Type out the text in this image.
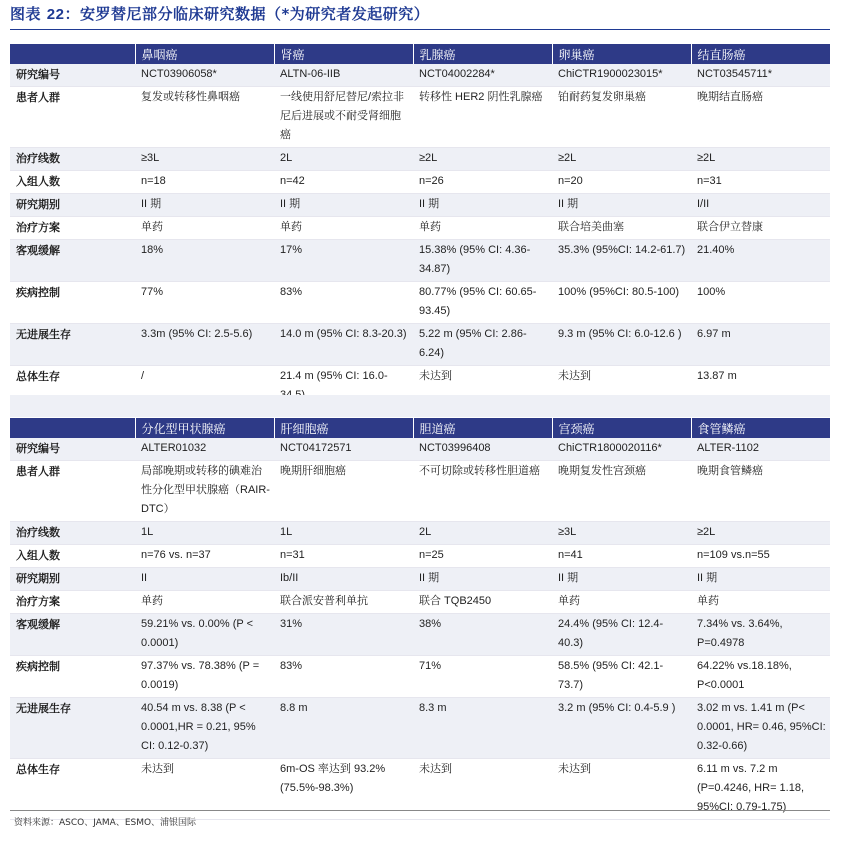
图表 22：安罗替尼部分临床研究数据（*为研究者发起研究）
	鼻咽癌	肾癌	乳腺癌	卵巢癌	结直肠癌
研究编号	NCT03906058*	ALTN-06-IIB	NCT04002284*	ChiCTR1900023015*	NCT03545711*
患者人群	复发或转移性鼻咽癌	一线使用舒尼替尼/索拉非尼后进展或不耐受肾细胞癌	转移性 HER2 阴性乳腺癌	铂耐药复发卵巢癌	晚期结直肠癌
治疗线数	≥3L	2L	≥2L	≥2L	≥2L
入组人数	n=18	n=42	n=26	n=20	n=31
研究期别	II 期	II 期	II 期	II 期	I/II
治疗方案	单药	单药	单药	联合培美曲塞	联合伊立替康
客观缓解	18%	17%	15.38% (95% CI: 4.36-34.87)	35.3% (95%CI: 14.2-61.7)	21.40%
疾病控制	77%	83%	80.77% (95% CI: 60.65-93.45)	100% (95%CI: 80.5-100)	100%
无进展生存	3.3m (95% CI: 2.5-5.6)	14.0 m (95% CI: 8.3-20.3)	5.22 m (95% CI: 2.86-6.24)	9.3 m (95% CI: 6.0-12.6 )	6.97 m
总体生存	/	21.4 m (95% CI: 16.0-	未达到	未达到	13.87 m
	分化型甲状腺癌	肝细胞癌	胆道癌	宫颈癌	食管鳞癌
研究编号	ALTER01032	NCT04172571	NCT03996408	ChiCTR1800020116*	ALTER-1102
患者人群	局部晚期或转移的碘难治性分化型甲状腺癌（RAIR-DTC）	晚期肝细胞癌	不可切除或转移性胆道癌	晚期复发性宫颈癌	晚期食管鳞癌
治疗线数	1L	1L	2L	≥3L	≥2L
入组人数	n=76 vs. n=37	n=31	n=25	n=41	n=109 vs.n=55
研究期别	II	Ib/II	II 期	II 期	II 期
治疗方案	单药	联合派安普利单抗	联合 TQB2450	单药	单药
客观缓解	59.21% vs. 0.00% (P < 0.0001)	31%	38%	24.4% (95% CI: 12.4-40.3)	7.34% vs. 3.64%, P=0.4978
疾病控制	97.37% vs. 78.38% (P = 0.0019)	83%	71%	58.5% (95% CI: 42.1-73.7)	64.22% vs.18.18%, P<0.0001
无进展生存	40.54 m vs. 8.38 (P < 0.0001,HR = 0.21, 95% CI: 0.12-0.37)	8.8 m	8.3 m	3.2 m (95% CI: 0.4-5.9 )	3.02 m vs. 1.41 m (P< 0.0001, HR= 0.46, 95%CI: 0.32-0.66)
总体生存	未达到	6m-OS 率达到 93.2% (75.5%-98.3%)	未达到	未达到	6.11 m vs. 7.2 m (P=0.4246, HR= 1.18, 95%CI: 0.79-1.75)
资料来源：ASCO、JAMA、ESMO、浦银国际
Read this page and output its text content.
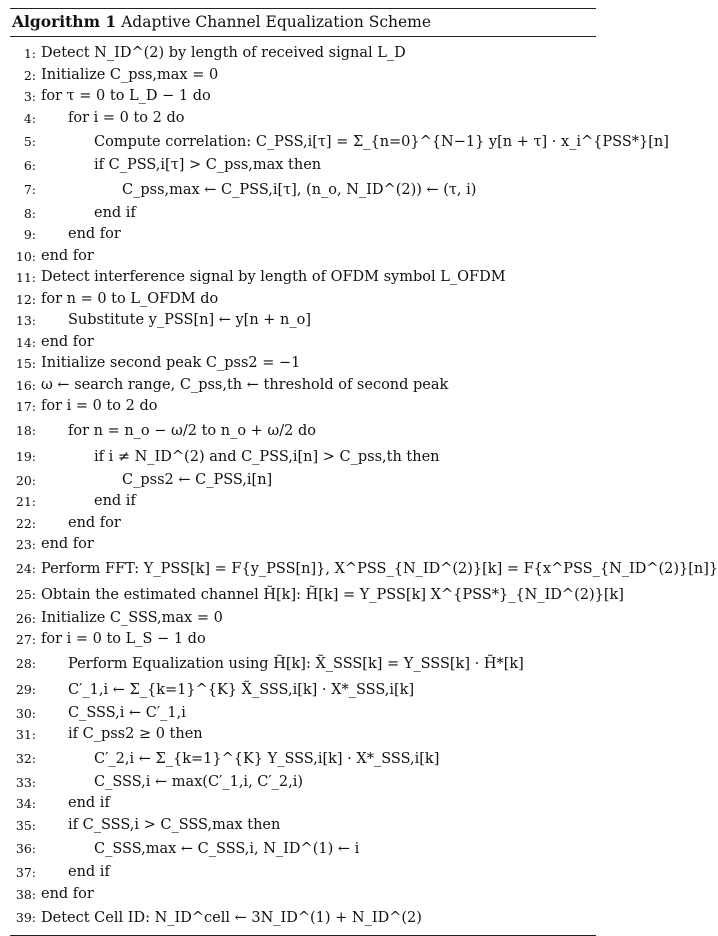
Algorithm 1 Adaptive Channel Equalization Scheme
1: Detect N_ID^(2) by length of received signal L_D
2: Initialize C_pss,max = 0
3: for τ = 0 to L_D − 1 do
4: for i = 0 to 2 do
5:	Compute correlation: C_PSS,i[τ] = Σ_{n=0}^{N−1} y[n + τ] · x_i^{PSS*}[n]
6:	if C_PSS,i[τ] > C_pss,max then
7:	C_pss,max ← C_PSS,i[τ], (n_o, N_ID^(2)) ← (τ, i)
8:	end if
9: end for
10: end for
11: Detect interference signal by length of OFDM symbol L_OFDM
12: for n = 0 to L_OFDM do
13: Substitute y_PSS[n] ← y[n + n_o]
14: end for
15: Initialize second peak C_pss2 = −1
16: ω ← search range, C_pss,th ← threshold of second peak
17: for i = 0 to 2 do
18: for n = n_o − ω/2 to n_o + ω/2 do
19:	if i ≠ N_ID^(2) and C_PSS,i[n] > C_pss,th then
20:	C_pss2 ← C_PSS,i[n]
21:	end if
22: end for
23: end for
24: Perform FFT: Y_PSS[k] = F{y_PSS[n]}, X^PSS_{N_ID^(2)}[k] = F{x^PSS_{N_ID^(2)}[n]}
25: Obtain the estimated channel H̃[k]: H̃[k] = Y_PSS[k] X^{PSS*}_{N_ID^(2)}[k]
26: Initialize C_SSS,max = 0
27: for i = 0 to L_S − 1 do
28: Perform Equalization using H̃[k]: X̃_SSS[k] = Y_SSS[k] · H̃*[k]
29: C′_1,i ← Σ_{k=1}^{K} X̃_SSS,i[k] · X*_SSS,i[k]
30: C_SSS,i ← C′_1,i
31: if C_pss2 ≥ 0 then
32:	C′_2,i ← Σ_{k=1}^{K} Y_SSS,i[k] · X*_SSS,i[k]
33:	C_SSS,i ← max(C′_1,i, C′_2,i)
34: end if
35: if C_SSS,i > C_SSS,max then
36:	C_SSS,max ← C_SSS,i, N_ID^(1) ← i
37: end if
38: end for
39: Detect Cell ID: N_ID^cell ← 3N_ID^(1) + N_ID^(2)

Exercise instructions -
Among the lines of the material above, how many include the string "入组人数"? Report only that number.

Solution to this exercise -
2